> **Directions for this task**:
All of the entries need to be written out again, exactly as they are.

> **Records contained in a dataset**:
========

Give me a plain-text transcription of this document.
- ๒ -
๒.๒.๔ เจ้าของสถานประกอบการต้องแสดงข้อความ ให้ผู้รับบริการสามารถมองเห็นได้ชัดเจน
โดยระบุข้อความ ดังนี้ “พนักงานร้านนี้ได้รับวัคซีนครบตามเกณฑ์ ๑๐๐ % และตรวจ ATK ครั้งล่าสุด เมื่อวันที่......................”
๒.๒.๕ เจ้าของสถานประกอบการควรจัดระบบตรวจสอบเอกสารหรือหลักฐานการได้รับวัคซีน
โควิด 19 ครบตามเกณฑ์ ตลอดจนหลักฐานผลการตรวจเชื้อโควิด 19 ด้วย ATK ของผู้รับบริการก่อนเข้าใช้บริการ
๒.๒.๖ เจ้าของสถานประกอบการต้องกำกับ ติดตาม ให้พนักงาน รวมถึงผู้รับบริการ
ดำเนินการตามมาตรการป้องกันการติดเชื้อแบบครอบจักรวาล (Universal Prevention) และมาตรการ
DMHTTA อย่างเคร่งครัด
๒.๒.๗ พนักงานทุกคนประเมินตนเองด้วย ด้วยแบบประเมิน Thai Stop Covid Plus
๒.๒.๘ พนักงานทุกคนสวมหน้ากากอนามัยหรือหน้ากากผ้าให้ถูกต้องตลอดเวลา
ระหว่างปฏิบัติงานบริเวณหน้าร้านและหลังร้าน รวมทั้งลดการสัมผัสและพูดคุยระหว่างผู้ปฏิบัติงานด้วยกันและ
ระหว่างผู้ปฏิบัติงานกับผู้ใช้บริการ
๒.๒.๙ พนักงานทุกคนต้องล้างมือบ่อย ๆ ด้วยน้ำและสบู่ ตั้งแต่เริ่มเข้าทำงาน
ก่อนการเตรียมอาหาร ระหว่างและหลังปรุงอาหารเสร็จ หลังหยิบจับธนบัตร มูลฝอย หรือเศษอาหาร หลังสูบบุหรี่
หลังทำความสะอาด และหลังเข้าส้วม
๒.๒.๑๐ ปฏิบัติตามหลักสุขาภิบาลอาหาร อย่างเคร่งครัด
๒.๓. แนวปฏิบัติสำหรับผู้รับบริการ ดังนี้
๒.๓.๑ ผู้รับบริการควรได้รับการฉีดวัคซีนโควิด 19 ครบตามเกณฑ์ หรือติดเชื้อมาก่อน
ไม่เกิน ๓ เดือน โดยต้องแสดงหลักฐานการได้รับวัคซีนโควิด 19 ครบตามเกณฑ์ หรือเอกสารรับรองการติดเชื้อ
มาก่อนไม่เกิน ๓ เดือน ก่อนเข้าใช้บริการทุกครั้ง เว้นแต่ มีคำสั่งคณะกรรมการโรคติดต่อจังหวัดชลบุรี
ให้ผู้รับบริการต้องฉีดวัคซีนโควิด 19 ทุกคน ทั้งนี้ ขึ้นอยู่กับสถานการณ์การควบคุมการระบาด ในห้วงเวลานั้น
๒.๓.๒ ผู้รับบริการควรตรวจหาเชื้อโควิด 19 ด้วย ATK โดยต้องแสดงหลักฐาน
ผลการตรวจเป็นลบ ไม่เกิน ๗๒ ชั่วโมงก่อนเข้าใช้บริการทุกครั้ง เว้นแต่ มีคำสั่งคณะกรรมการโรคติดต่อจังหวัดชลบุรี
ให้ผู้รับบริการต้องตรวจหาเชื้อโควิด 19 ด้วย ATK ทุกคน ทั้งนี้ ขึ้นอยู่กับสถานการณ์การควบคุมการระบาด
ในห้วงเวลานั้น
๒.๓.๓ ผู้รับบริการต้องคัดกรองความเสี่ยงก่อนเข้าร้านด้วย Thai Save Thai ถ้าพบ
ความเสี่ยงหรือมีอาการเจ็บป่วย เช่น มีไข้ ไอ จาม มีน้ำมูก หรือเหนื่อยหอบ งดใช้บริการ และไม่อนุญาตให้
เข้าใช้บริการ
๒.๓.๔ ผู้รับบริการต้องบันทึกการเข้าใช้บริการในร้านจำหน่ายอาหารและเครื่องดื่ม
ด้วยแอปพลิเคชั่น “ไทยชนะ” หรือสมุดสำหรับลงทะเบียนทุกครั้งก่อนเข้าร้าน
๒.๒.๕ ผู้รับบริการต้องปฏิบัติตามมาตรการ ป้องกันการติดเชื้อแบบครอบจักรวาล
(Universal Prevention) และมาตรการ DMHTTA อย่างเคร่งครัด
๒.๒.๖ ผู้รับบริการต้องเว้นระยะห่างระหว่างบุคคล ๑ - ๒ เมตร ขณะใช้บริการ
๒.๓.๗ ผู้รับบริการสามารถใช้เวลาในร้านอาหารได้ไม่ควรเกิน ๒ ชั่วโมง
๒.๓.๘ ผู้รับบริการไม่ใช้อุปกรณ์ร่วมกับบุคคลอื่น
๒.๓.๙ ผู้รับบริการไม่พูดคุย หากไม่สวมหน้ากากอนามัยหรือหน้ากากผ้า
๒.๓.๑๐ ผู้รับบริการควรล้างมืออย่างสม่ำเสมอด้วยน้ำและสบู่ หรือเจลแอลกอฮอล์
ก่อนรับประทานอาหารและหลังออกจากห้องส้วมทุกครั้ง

========

> **Output for this task**:
Give me a plain-text transcription of this document.
- ๒ -
๒.๒.๔ เจ้าของสถานประกอบการต้องแสดงข้อความ ให้ผู้รับบริการสามารถมองเห็นได้ชัดเจน
โดยระบุข้อความ ดังนี้ “พนักงานร้านนี้ได้รับวัคซีนครบตามเกณฑ์ ๑๐๐ % และตรวจ ATK ครั้งล่าสุด เมื่อวันที่......................”
๒.๒.๕ เจ้าของสถานประกอบการควรจัดระบบตรวจสอบเอกสารหรือหลักฐานการได้รับวัคซีน
โควิด 19 ครบตามเกณฑ์ ตลอดจนหลักฐานผลการตรวจเชื้อโควิด 19 ด้วย ATK ของผู้รับบริการก่อนเข้าใช้บริการ
๒.๒.๖ เจ้าของสถานประกอบการต้องกำกับ ติดตาม ให้พนักงาน รวมถึงผู้รับบริการ
ดำเนินการตามมาตรการป้องกันการติดเชื้อแบบครอบจักรวาล (Universal Prevention) และมาตรการ
DMHTTA อย่างเคร่งครัด
๒.๒.๗ พนักงานทุกคนประเมินตนเองด้วย ด้วยแบบประเมิน Thai Stop Covid Plus
๒.๒.๘ พนักงานทุกคนสวมหน้ากากอนามัยหรือหน้ากากผ้าให้ถูกต้องตลอดเวลา
ระหว่างปฏิบัติงานบริเวณหน้าร้านและหลังร้าน รวมทั้งลดการสัมผัสและพูดคุยระหว่างผู้ปฏิบัติงานด้วยกันและ
ระหว่างผู้ปฏิบัติงานกับผู้ใช้บริการ
๒.๒.๙ พนักงานทุกคนต้องล้างมือบ่อย ๆ ด้วยน้ำและสบู่ ตั้งแต่เริ่มเข้าทำงาน
ก่อนการเตรียมอาหาร ระหว่างและหลังปรุงอาหารเสร็จ หลังหยิบจับธนบัตร มูลฝอย หรือเศษอาหาร หลังสูบบุหรี่
หลังทำความสะอาด และหลังเข้าส้วม
๒.๒.๑๐ ปฏิบัติตามหลักสุขาภิบาลอาหาร อย่างเคร่งครัด
๒.๓. แนวปฏิบัติสำหรับผู้รับบริการ ดังนี้
๒.๓.๑ ผู้รับบริการควรได้รับการฉีดวัคซีนโควิด 19 ครบตามเกณฑ์ หรือติดเชื้อมาก่อน
ไม่เกิน ๓ เดือน โดยต้องแสดงหลักฐานการได้รับวัคซีนโควิด 19 ครบตามเกณฑ์ หรือเอกสารรับรองการติดเชื้อ
มาก่อนไม่เกิน ๓ เดือน ก่อนเข้าใช้บริการทุกครั้ง เว้นแต่ มีคำสั่งคณะกรรมการโรคติดต่อจังหวัดชลบุรี
ให้ผู้รับบริการต้องฉีดวัคซีนโควิด 19 ทุกคน ทั้งนี้ ขึ้นอยู่กับสถานการณ์การควบคุมการระบาด ในห้วงเวลานั้น
๒.๓.๒ ผู้รับบริการควรตรวจหาเชื้อโควิด 19 ด้วย ATK โดยต้องแสดงหลักฐาน
ผลการตรวจเป็นลบ ไม่เกิน ๗๒ ชั่วโมงก่อนเข้าใช้บริการทุกครั้ง เว้นแต่ มีคำสั่งคณะกรรมการโรคติดต่อจังหวัดชลบุรี
ให้ผู้รับบริการต้องตรวจหาเชื้อโควิด 19 ด้วย ATK ทุกคน ทั้งนี้ ขึ้นอยู่กับสถานการณ์การควบคุมการระบาด
ในห้วงเวลานั้น
๒.๓.๓ ผู้รับบริการต้องคัดกรองความเสี่ยงก่อนเข้าร้านด้วย Thai Save Thai ถ้าพบ
ความเสี่ยงหรือมีอาการเจ็บป่วย เช่น มีไข้ ไอ จาม มีน้ำมูก หรือเหนื่อยหอบ งดใช้บริการ และไม่อนุญาตให้
เข้าใช้บริการ
๒.๓.๔ ผู้รับบริการต้องบันทึกการเข้าใช้บริการในร้านจำหน่ายอาหารและเครื่องดื่ม
ด้วยแอปพลิเคชั่น “ไทยชนะ” หรือสมุดสำหรับลงทะเบียนทุกครั้งก่อนเข้าร้าน
๒.๒.๕ ผู้รับบริการต้องปฏิบัติตามมาตรการ ป้องกันการติดเชื้อแบบครอบจักรวาล
(Universal Prevention) และมาตรการ DMHTTA อย่างเคร่งครัด
๒.๒.๖ ผู้รับบริการต้องเว้นระยะห่างระหว่างบุคคล ๑ - ๒ เมตร ขณะใช้บริการ
๒.๓.๗ ผู้รับบริการสามารถใช้เวลาในร้านอาหารได้ไม่ควรเกิน ๒ ชั่วโมง
๒.๓.๘ ผู้รับบริการไม่ใช้อุปกรณ์ร่วมกับบุคคลอื่น
๒.๓.๙ ผู้รับบริการไม่พูดคุย หากไม่สวมหน้ากากอนามัยหรือหน้ากากผ้า
๒.๓.๑๐ ผู้รับบริการควรล้างมืออย่างสม่ำเสมอด้วยน้ำและสบู่ หรือเจลแอลกอฮอล์
ก่อนรับประทานอาหารและหลังออกจากห้องส้วมทุกครั้ง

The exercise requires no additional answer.